**Stored data**
===============

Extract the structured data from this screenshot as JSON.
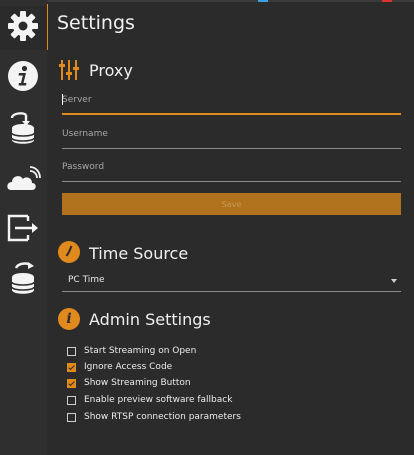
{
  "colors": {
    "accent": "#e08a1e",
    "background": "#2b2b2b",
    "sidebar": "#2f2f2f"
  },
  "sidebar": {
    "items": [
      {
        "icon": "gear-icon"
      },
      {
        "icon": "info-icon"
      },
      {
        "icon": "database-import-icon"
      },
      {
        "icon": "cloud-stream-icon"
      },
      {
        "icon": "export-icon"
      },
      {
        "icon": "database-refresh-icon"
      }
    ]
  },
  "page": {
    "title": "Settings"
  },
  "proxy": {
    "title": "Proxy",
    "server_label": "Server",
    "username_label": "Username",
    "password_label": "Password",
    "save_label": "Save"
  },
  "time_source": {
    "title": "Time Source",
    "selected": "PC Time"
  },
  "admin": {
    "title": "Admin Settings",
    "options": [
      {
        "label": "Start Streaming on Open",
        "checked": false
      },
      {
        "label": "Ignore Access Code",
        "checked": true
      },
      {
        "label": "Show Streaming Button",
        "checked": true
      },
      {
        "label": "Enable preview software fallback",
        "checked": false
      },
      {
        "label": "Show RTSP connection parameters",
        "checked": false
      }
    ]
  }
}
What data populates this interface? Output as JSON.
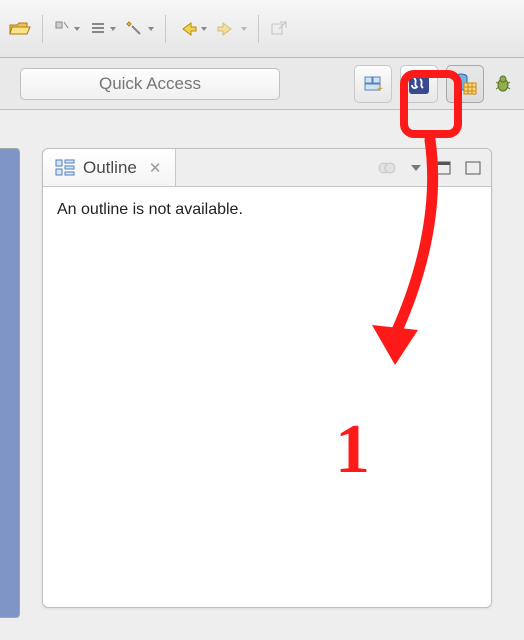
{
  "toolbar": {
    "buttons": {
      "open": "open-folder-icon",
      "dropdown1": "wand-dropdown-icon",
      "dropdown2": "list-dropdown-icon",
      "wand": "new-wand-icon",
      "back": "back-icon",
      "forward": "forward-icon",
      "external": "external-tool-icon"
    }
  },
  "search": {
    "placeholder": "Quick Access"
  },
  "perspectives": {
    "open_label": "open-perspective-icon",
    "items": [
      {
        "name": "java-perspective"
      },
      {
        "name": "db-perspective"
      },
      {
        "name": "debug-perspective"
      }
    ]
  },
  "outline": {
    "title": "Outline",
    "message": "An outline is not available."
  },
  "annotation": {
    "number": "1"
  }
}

===============

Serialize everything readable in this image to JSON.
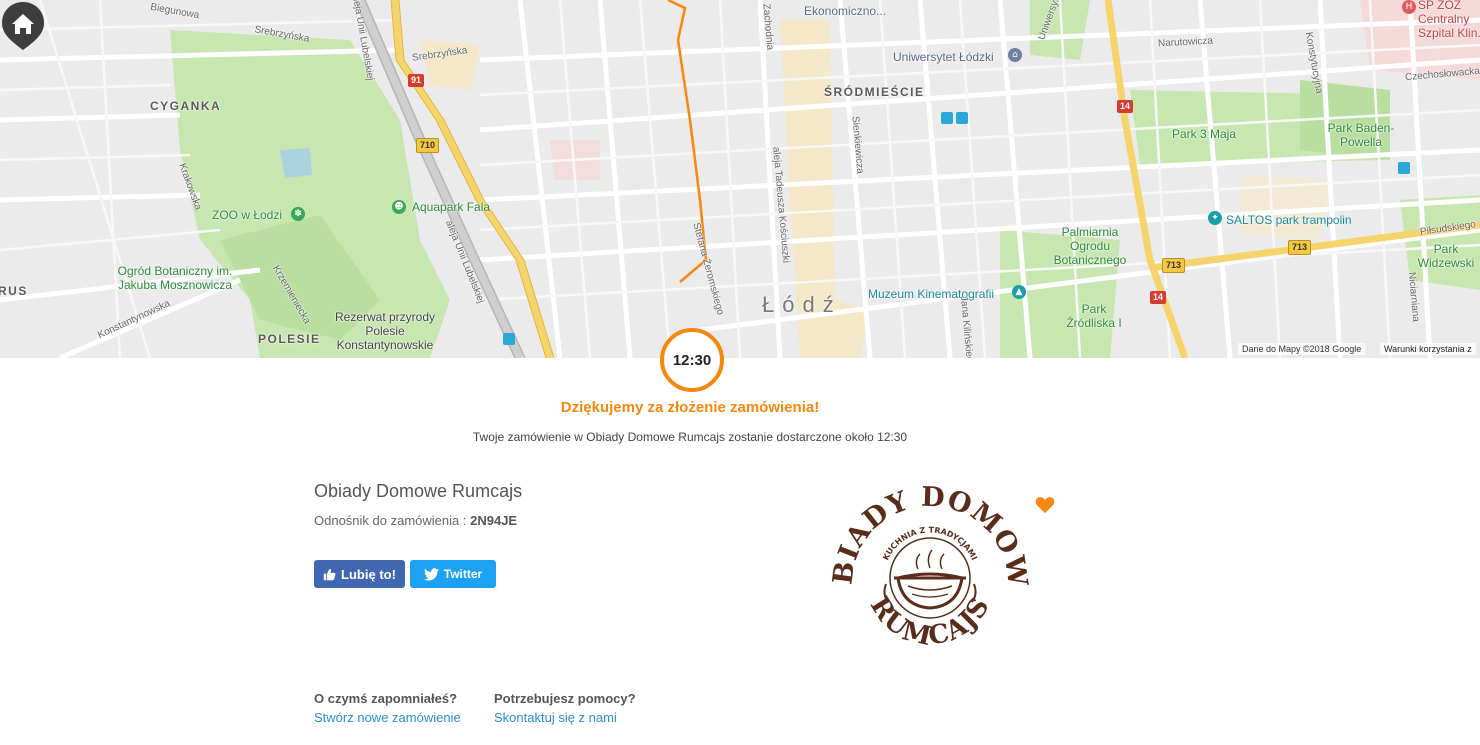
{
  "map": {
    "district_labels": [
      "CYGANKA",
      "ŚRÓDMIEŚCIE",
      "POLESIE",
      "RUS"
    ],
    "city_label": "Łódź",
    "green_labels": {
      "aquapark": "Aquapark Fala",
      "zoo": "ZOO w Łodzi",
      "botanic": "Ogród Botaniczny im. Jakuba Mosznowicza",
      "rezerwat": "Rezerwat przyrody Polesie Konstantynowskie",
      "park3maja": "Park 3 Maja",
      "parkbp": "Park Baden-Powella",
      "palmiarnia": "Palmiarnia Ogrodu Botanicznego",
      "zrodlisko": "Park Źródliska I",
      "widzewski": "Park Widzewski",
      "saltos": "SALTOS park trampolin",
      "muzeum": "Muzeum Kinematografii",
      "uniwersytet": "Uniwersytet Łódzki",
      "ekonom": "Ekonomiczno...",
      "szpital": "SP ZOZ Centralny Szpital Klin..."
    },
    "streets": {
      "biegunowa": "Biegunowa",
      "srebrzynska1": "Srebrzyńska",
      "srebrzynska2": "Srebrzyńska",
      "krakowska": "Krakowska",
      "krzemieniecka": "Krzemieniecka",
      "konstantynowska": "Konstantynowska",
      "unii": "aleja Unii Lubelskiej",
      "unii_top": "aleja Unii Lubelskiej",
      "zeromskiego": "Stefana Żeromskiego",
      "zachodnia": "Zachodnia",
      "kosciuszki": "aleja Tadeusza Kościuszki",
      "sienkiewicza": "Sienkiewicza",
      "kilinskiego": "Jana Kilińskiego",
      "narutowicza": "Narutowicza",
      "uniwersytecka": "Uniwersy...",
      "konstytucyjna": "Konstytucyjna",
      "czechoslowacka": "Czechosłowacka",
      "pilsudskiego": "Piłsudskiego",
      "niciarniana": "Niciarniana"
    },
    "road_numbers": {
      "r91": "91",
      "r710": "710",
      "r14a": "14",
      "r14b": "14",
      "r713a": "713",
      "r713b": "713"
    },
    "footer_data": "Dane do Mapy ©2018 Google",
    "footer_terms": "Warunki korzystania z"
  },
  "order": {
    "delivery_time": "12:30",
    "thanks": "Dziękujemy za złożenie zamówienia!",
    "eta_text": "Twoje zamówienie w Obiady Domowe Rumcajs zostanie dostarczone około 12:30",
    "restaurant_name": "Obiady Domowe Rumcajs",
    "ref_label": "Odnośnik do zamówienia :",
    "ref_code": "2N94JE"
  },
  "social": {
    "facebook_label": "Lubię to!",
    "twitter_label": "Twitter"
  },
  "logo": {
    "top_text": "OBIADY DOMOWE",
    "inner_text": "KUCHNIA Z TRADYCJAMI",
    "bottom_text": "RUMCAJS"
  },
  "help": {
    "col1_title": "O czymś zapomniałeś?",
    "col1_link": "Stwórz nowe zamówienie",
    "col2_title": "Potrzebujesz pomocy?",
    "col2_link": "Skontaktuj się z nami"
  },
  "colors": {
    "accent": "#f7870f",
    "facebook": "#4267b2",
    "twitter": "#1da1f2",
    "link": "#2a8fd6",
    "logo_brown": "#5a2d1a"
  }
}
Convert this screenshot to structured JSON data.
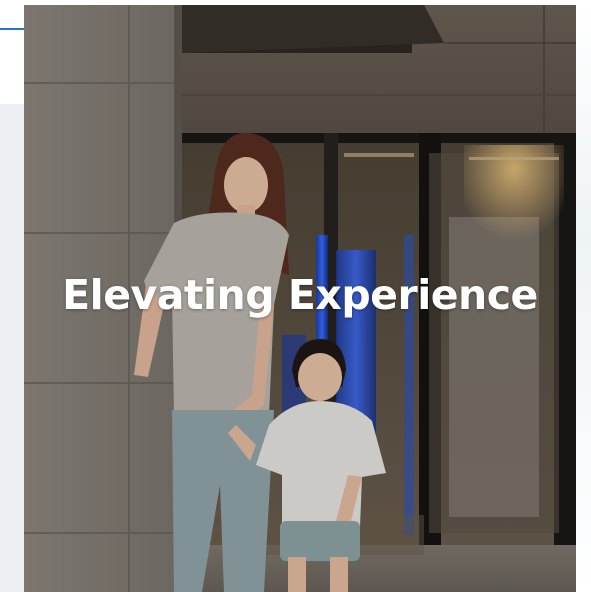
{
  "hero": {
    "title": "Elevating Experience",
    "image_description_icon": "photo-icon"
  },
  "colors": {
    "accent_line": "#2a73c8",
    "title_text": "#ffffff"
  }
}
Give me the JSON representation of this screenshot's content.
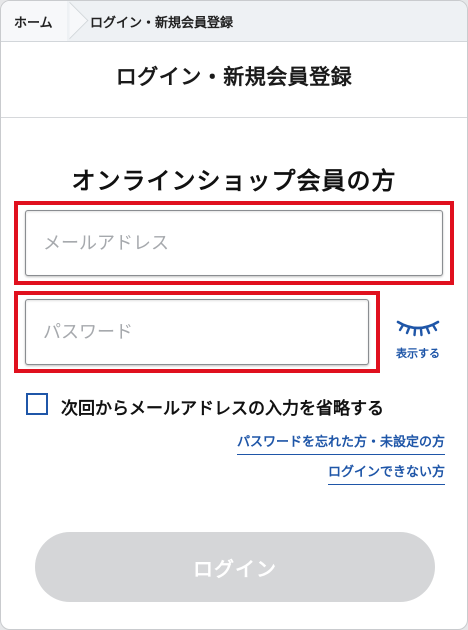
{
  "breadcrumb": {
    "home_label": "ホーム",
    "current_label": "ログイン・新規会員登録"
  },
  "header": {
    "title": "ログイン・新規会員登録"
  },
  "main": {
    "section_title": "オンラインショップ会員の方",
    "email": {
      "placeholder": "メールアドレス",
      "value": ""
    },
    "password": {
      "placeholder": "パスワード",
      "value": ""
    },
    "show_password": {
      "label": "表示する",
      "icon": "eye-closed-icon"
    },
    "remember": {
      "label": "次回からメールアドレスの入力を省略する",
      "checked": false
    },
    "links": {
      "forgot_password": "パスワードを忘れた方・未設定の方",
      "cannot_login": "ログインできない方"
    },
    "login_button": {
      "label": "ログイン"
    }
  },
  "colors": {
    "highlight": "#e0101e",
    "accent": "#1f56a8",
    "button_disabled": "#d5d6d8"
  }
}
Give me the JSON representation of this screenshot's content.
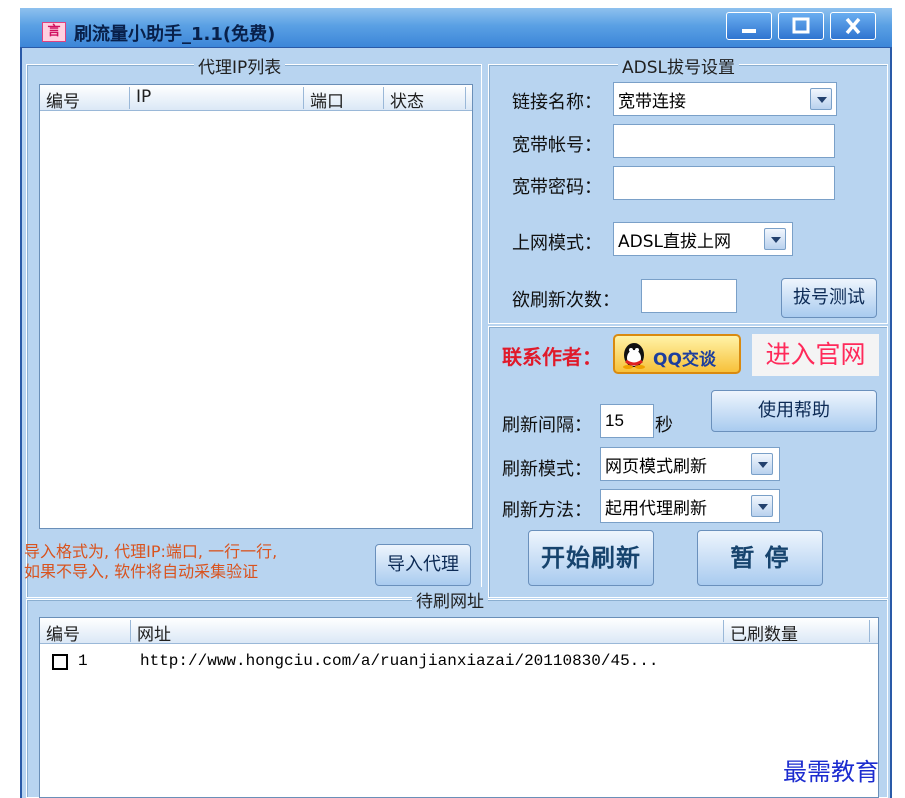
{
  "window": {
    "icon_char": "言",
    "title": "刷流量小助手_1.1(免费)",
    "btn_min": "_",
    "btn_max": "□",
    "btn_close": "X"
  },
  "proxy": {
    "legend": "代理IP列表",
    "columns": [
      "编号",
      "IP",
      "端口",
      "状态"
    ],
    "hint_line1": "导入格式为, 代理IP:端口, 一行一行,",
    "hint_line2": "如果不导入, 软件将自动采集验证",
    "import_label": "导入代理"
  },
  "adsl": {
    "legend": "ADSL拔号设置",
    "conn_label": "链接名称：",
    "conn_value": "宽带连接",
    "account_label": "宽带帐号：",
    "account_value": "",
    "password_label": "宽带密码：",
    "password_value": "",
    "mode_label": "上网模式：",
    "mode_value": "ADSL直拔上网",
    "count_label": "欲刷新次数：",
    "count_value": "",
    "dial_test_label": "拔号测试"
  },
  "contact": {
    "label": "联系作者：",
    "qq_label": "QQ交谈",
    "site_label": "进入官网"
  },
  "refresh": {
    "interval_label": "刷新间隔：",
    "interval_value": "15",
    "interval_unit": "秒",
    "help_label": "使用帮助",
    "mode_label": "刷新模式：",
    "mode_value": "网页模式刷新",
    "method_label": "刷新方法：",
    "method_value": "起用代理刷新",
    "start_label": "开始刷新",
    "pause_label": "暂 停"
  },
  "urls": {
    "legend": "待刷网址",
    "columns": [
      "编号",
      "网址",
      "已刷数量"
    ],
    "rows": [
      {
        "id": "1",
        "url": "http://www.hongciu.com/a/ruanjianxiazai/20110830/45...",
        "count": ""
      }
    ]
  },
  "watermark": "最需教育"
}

===============

**Short exercise**
From the listing, copy each line containing the word "wand".

**Exercise output**
      "dropdown1": "wand-dropdown-icon",
      "wand": "new-wand-icon",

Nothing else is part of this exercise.